== Data entries
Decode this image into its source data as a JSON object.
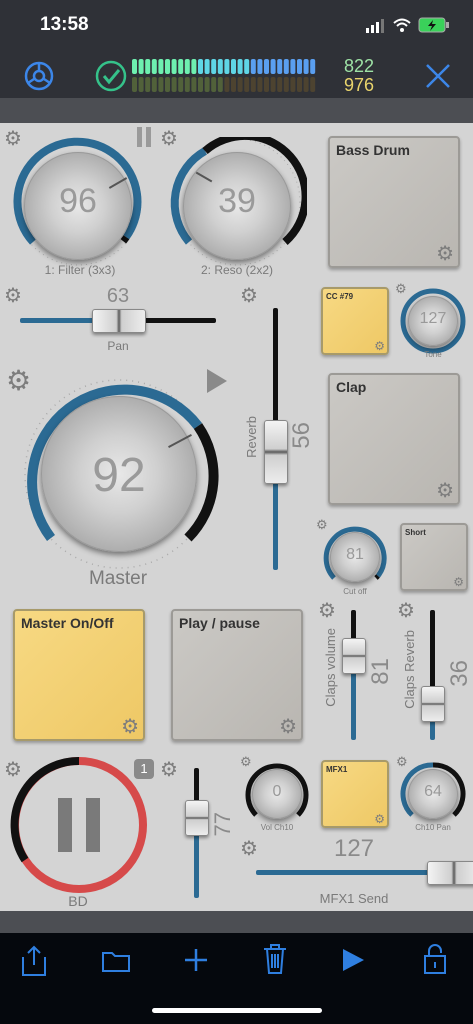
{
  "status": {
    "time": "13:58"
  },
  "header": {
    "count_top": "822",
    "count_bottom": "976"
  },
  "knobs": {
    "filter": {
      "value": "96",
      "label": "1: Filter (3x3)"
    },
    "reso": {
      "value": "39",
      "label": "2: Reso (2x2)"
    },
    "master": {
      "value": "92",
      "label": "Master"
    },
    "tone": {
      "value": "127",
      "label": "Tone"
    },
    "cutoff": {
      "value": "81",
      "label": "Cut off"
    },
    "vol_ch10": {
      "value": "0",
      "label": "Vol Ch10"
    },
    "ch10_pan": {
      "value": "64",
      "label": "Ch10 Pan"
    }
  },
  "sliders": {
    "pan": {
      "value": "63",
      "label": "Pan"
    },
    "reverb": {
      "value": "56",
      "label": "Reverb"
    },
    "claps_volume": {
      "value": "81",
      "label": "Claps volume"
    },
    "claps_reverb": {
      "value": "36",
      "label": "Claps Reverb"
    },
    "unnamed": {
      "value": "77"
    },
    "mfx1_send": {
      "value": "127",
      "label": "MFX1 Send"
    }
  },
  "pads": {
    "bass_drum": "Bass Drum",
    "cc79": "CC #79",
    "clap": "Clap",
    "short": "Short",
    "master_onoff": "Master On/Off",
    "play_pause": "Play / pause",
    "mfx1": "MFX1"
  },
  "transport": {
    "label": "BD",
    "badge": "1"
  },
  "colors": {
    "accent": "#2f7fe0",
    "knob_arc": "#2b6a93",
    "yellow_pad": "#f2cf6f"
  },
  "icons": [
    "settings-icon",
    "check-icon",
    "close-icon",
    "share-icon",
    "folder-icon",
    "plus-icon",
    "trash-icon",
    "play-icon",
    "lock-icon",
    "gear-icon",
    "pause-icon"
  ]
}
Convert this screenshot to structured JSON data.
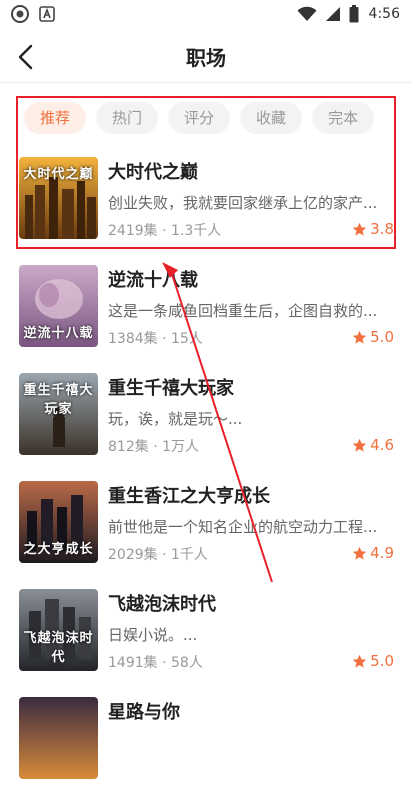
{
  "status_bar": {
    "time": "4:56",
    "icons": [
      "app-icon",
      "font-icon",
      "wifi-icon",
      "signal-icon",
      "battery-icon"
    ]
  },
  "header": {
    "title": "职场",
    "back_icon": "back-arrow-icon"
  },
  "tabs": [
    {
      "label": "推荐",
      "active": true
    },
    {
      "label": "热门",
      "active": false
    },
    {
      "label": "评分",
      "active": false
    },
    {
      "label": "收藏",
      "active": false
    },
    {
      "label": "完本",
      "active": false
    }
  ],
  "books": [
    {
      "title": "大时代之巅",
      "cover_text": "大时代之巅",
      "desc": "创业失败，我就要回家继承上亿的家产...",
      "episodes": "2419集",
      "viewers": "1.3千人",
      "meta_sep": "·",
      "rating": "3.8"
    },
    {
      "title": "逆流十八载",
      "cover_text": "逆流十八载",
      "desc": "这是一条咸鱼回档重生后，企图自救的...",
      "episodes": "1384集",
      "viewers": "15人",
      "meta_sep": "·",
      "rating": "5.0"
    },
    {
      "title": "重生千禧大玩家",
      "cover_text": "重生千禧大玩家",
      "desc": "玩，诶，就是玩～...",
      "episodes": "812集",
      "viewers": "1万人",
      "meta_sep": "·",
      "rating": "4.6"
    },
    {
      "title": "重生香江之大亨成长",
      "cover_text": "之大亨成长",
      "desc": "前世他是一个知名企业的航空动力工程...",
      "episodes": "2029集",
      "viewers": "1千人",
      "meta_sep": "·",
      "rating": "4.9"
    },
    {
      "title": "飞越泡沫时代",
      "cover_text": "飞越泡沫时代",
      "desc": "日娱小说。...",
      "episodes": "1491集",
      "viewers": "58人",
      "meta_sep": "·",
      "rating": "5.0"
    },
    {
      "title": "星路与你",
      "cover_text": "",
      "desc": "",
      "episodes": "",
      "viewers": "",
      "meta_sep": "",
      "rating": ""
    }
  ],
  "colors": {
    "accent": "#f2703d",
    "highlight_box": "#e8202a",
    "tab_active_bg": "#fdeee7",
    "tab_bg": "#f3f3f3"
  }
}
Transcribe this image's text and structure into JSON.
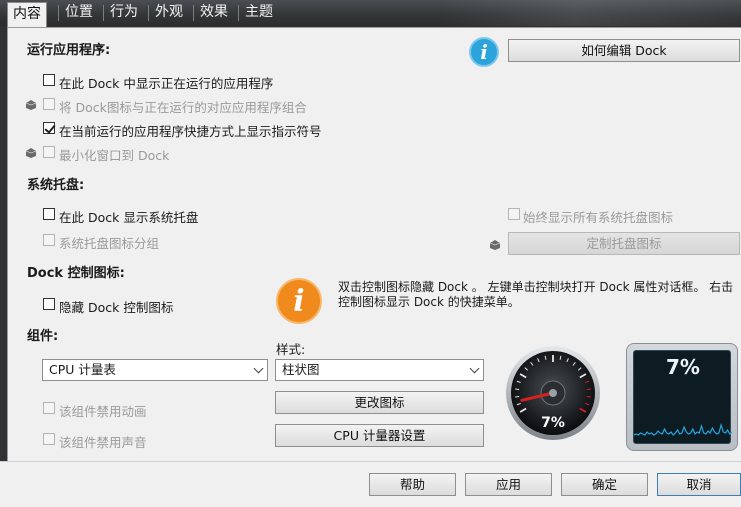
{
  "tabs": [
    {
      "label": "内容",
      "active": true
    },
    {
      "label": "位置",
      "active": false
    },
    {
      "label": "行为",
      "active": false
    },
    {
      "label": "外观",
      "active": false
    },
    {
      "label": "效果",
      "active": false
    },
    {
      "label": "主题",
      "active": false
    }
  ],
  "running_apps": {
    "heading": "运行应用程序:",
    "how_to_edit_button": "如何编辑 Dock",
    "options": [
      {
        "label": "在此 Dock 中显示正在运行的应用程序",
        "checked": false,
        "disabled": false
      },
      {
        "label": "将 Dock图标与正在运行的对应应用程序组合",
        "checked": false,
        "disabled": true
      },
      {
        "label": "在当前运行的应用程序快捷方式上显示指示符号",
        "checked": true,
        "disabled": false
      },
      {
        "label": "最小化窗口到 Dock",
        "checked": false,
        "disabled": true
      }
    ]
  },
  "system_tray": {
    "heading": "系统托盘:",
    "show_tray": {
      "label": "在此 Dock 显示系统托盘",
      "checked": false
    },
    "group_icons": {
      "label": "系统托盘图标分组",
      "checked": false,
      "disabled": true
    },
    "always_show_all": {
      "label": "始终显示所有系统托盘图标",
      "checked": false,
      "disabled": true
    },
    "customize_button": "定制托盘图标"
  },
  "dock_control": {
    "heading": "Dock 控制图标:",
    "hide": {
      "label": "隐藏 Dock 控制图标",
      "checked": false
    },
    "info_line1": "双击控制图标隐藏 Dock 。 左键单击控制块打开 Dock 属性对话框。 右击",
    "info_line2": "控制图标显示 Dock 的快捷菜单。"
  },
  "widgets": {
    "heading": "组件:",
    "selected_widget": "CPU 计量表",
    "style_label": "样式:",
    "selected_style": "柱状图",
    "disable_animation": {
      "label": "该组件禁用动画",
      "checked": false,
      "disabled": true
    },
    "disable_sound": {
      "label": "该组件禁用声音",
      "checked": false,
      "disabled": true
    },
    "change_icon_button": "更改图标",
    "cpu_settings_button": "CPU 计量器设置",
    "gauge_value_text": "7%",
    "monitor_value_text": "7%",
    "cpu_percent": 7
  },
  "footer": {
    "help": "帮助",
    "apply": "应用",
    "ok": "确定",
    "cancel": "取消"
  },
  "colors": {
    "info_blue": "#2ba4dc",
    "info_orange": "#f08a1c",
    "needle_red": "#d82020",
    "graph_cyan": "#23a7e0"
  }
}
====
Exercise: Write out every record above exactly as it stands, but leave out the pictures.

Complete output:
Decode this image into its source data as a JSON object.
{
  "status": {
    "time": "13:58"
  },
  "header": {
    "count_top": "822",
    "count_bottom": "976"
  },
  "knobs": {
    "filter": {
      "value": "96",
      "label": "1: Filter (3x3)"
    },
    "reso": {
      "value": "39",
      "label": "2: Reso (2x2)"
    },
    "master": {
      "value": "92",
      "label": "Master"
    },
    "tone": {
      "value": "127",
      "label": "Tone"
    },
    "cutoff": {
      "value": "81",
      "label": "Cut off"
    },
    "vol_ch10": {
      "value": "0",
      "label": "Vol Ch10"
    },
    "ch10_pan": {
      "value": "64",
      "label": "Ch10 Pan"
    }
  },
  "sliders": {
    "pan": {
      "value": "63",
      "label": "Pan"
    },
    "reverb": {
      "value": "56",
      "label": "Reverb"
    },
    "claps_volume": {
      "value": "81",
      "label": "Claps volume"
    },
    "claps_reverb": {
      "value": "36",
      "label": "Claps Reverb"
    },
    "unnamed": {
      "value": "77"
    },
    "mfx1_send": {
      "value": "127",
      "label": "MFX1 Send"
    }
  },
  "pads": {
    "bass_drum": "Bass Drum",
    "cc79": "CC #79",
    "clap": "Clap",
    "short": "Short",
    "master_onoff": "Master On/Off",
    "play_pause": "Play / pause",
    "mfx1": "MFX1"
  },
  "transport": {
    "label": "BD",
    "badge": "1"
  },
  "colors": {
    "accent": "#2f7fe0",
    "knob_arc": "#2b6a93",
    "yellow_pad": "#f2cf6f"
  },
  "icons": [
    "settings-icon",
    "check-icon",
    "close-icon",
    "share-icon",
    "folder-icon",
    "plus-icon",
    "trash-icon",
    "play-icon",
    "lock-icon",
    "gear-icon",
    "pause-icon"
  ]
}
Convert this screenshot to structured JSON data.
{
  "status_bar": {
    "time": "4:56",
    "icons": [
      "app-icon",
      "font-icon",
      "wifi-icon",
      "signal-icon",
      "battery-icon"
    ]
  },
  "header": {
    "title": "职场",
    "back_icon": "back-arrow-icon"
  },
  "tabs": [
    {
      "label": "推荐",
      "active": true
    },
    {
      "label": "热门",
      "active": false
    },
    {
      "label": "评分",
      "active": false
    },
    {
      "label": "收藏",
      "active": false
    },
    {
      "label": "完本",
      "active": false
    }
  ],
  "books": [
    {
      "title": "大时代之巅",
      "cover_text": "大时代之巅",
      "desc": "创业失败，我就要回家继承上亿的家产...",
      "episodes": "2419集",
      "viewers": "1.3千人",
      "meta_sep": "·",
      "rating": "3.8"
    },
    {
      "title": "逆流十八载",
      "cover_text": "逆流十八载",
      "desc": "这是一条咸鱼回档重生后，企图自救的...",
      "episodes": "1384集",
      "viewers": "15人",
      "meta_sep": "·",
      "rating": "5.0"
    },
    {
      "title": "重生千禧大玩家",
      "cover_text": "重生千禧大玩家",
      "desc": "玩，诶，就是玩～...",
      "episodes": "812集",
      "viewers": "1万人",
      "meta_sep": "·",
      "rating": "4.6"
    },
    {
      "title": "重生香江之大亨成长",
      "cover_text": "之大亨成长",
      "desc": "前世他是一个知名企业的航空动力工程...",
      "episodes": "2029集",
      "viewers": "1千人",
      "meta_sep": "·",
      "rating": "4.9"
    },
    {
      "title": "飞越泡沫时代",
      "cover_text": "飞越泡沫时代",
      "desc": "日娱小说。...",
      "episodes": "1491集",
      "viewers": "58人",
      "meta_sep": "·",
      "rating": "5.0"
    },
    {
      "title": "星路与你",
      "cover_text": "",
      "desc": "",
      "episodes": "",
      "viewers": "",
      "meta_sep": "",
      "rating": ""
    }
  ],
  "colors": {
    "accent": "#f2703d",
    "highlight_box": "#e8202a",
    "tab_active_bg": "#fdeee7",
    "tab_bg": "#f3f3f3"
  }
}
Transcribe this image's text and structure into JSON.
{
  "tabs": [
    {
      "label": "内容",
      "active": true
    },
    {
      "label": "位置",
      "active": false
    },
    {
      "label": "行为",
      "active": false
    },
    {
      "label": "外观",
      "active": false
    },
    {
      "label": "效果",
      "active": false
    },
    {
      "label": "主题",
      "active": false
    }
  ],
  "running_apps": {
    "heading": "运行应用程序:",
    "how_to_edit_button": "如何编辑 Dock",
    "options": [
      {
        "label": "在此 Dock 中显示正在运行的应用程序",
        "checked": false,
        "disabled": false
      },
      {
        "label": "将 Dock图标与正在运行的对应应用程序组合",
        "checked": false,
        "disabled": true
      },
      {
        "label": "在当前运行的应用程序快捷方式上显示指示符号",
        "checked": true,
        "disabled": false
      },
      {
        "label": "最小化窗口到 Dock",
        "checked": false,
        "disabled": true
      }
    ]
  },
  "system_tray": {
    "heading": "系统托盘:",
    "show_tray": {
      "label": "在此 Dock 显示系统托盘",
      "checked": false
    },
    "group_icons": {
      "label": "系统托盘图标分组",
      "checked": false,
      "disabled": true
    },
    "always_show_all": {
      "label": "始终显示所有系统托盘图标",
      "checked": false,
      "disabled": true
    },
    "customize_button": "定制托盘图标"
  },
  "dock_control": {
    "heading": "Dock 控制图标:",
    "hide": {
      "label": "隐藏 Dock 控制图标",
      "checked": false
    },
    "info_line1": "双击控制图标隐藏 Dock 。 左键单击控制块打开 Dock 属性对话框。 右击",
    "info_line2": "控制图标显示 Dock 的快捷菜单。"
  },
  "widgets": {
    "heading": "组件:",
    "selected_widget": "CPU 计量表",
    "style_label": "样式:",
    "selected_style": "柱状图",
    "disable_animation": {
      "label": "该组件禁用动画",
      "checked": false,
      "disabled": true
    },
    "disable_sound": {
      "label": "该组件禁用声音",
      "checked": false,
      "disabled": true
    },
    "change_icon_button": "更改图标",
    "cpu_settings_button": "CPU 计量器设置",
    "gauge_value_text": "7%",
    "monitor_value_text": "7%",
    "cpu_percent": 7
  },
  "footer": {
    "help": "帮助",
    "apply": "应用",
    "ok": "确定",
    "cancel": "取消"
  },
  "colors": {
    "info_blue": "#2ba4dc",
    "info_orange": "#f08a1c",
    "needle_red": "#d82020",
    "graph_cyan": "#23a7e0"
  }
}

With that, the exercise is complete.